Task brief —
Transcribe the lines below verbatim, skipping the images.
————————
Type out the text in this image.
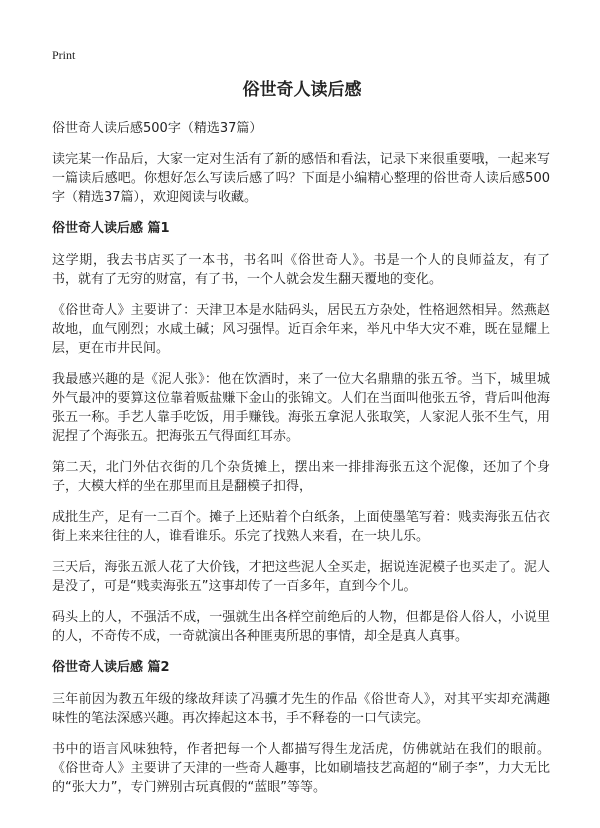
Print
俗世奇人读后感

俗世奇人读后感500字（精选37篇）

读完某一作品后，大家一定对生活有了新的感悟和看法，记录下来很重要哦，一起来写一篇读后感吧。你想好怎么写读后感了吗？下面是小编精心整理的俗世奇人读后感500字（精选37篇），欢迎阅读与收藏。

俗世奇人读后感 篇1

这学期，我去书店买了一本书，书名叫《俗世奇人》。书是一个人的良师益友，有了书，就有了无穷的财富，有了书，一个人就会发生翻天覆地的变化。

《俗世奇人》主要讲了：天津卫本是水陆码头，居民五方杂处，性格迥然相异。然燕赵故地，血气刚烈；水咸土碱；风习强悍。近百余年来，举凡中华大灾不难，既在显耀上层，更在市井民间。

我最感兴趣的是《泥人张》：他在饮酒时，来了一位大名鼎鼎的张五爷。当下，城里城外气最冲的要算这位靠着贩盐赚下金山的张锦文。人们在当面叫他张五爷，背后叫他海张五一称。手艺人靠手吃饭，用手赚钱。海张五拿泥人张取笑，人家泥人张不生气，用泥捏了个海张五。把海张五气得面红耳赤。

第二天，北门外估衣街的几个杂货摊上，摆出来一排排海张五这个泥像，还加了个身子，大模大样的坐在那里而且是翻模子扣得，

成批生产，足有一二百个。摊子上还贴着个白纸条，上面使墨笔写着：贱卖海张五估衣街上来来往往的人，谁看谁乐。乐完了找熟人来看，在一块儿乐。

三天后，海张五派人花了大价钱，才把这些泥人全买走，据说连泥模子也买走了。泥人是没了，可是“贱卖海张五”这事却传了一百多年，直到今个儿。

码头上的人，不强活不成，一强就生出各样空前绝后的人物，但都是俗人俗人，小说里的人，不奇传不成，一奇就演出各种匪夷所思的事情，却全是真人真事。

俗世奇人读后感 篇2

三年前因为教五年级的缘故拜读了冯骥才先生的作品《俗世奇人》，对其平实却充满趣味性的笔法深感兴趣。再次捧起这本书，手不释卷的一口气读完。

书中的语言风味独特，作者把每一个人都描写得生龙活虎，仿佛就站在我们的眼前。《俗世奇人》主要讲了天津的一些奇人趣事，比如刷墙技艺高超的“刷子李”，力大无比的“张大力”，专门辨别古玩真假的“蓝眼”等等。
————————
Task response —
Type out the text in this image.
Print
俗世奇人读后感

俗世奇人读后感500字（精选37篇）

读完某一作品后，大家一定对生活有了新的感悟和看法，记录下来很重要哦，一起来写一篇读后感吧。你想好怎么写读后感了吗？下面是小编精心整理的俗世奇人读后感500字（精选37篇），欢迎阅读与收藏。

俗世奇人读后感 篇1

这学期，我去书店买了一本书，书名叫《俗世奇人》。书是一个人的良师益友，有了书，就有了无穷的财富，有了书，一个人就会发生翻天覆地的变化。

《俗世奇人》主要讲了：天津卫本是水陆码头，居民五方杂处，性格迥然相异。然燕赵故地，血气刚烈；水咸土碱；风习强悍。近百余年来，举凡中华大灾不难，既在显耀上层，更在市井民间。

我最感兴趣的是《泥人张》：他在饮酒时，来了一位大名鼎鼎的张五爷。当下，城里城外气最冲的要算这位靠着贩盐赚下金山的张锦文。人们在当面叫他张五爷，背后叫他海张五一称。手艺人靠手吃饭，用手赚钱。海张五拿泥人张取笑，人家泥人张不生气，用泥捏了个海张五。把海张五气得面红耳赤。

第二天，北门外估衣街的几个杂货摊上，摆出来一排排海张五这个泥像，还加了个身子，大模大样的坐在那里而且是翻模子扣得，

成批生产，足有一二百个。摊子上还贴着个白纸条，上面使墨笔写着：贱卖海张五估衣街上来来往往的人，谁看谁乐。乐完了找熟人来看，在一块儿乐。

三天后，海张五派人花了大价钱，才把这些泥人全买走，据说连泥模子也买走了。泥人是没了，可是“贱卖海张五”这事却传了一百多年，直到今个儿。

码头上的人，不强活不成，一强就生出各样空前绝后的人物，但都是俗人俗人，小说里的人，不奇传不成，一奇就演出各种匪夷所思的事情，却全是真人真事。

俗世奇人读后感 篇2

三年前因为教五年级的缘故拜读了冯骥才先生的作品《俗世奇人》，对其平实却充满趣味性的笔法深感兴趣。再次捧起这本书，手不释卷的一口气读完。

书中的语言风味独特，作者把每一个人都描写得生龙活虎，仿佛就站在我们的眼前。《俗世奇人》主要讲了天津的一些奇人趣事，比如刷墙技艺高超的“刷子李”，力大无比的“张大力”，专门辨别古玩真假的“蓝眼”等等。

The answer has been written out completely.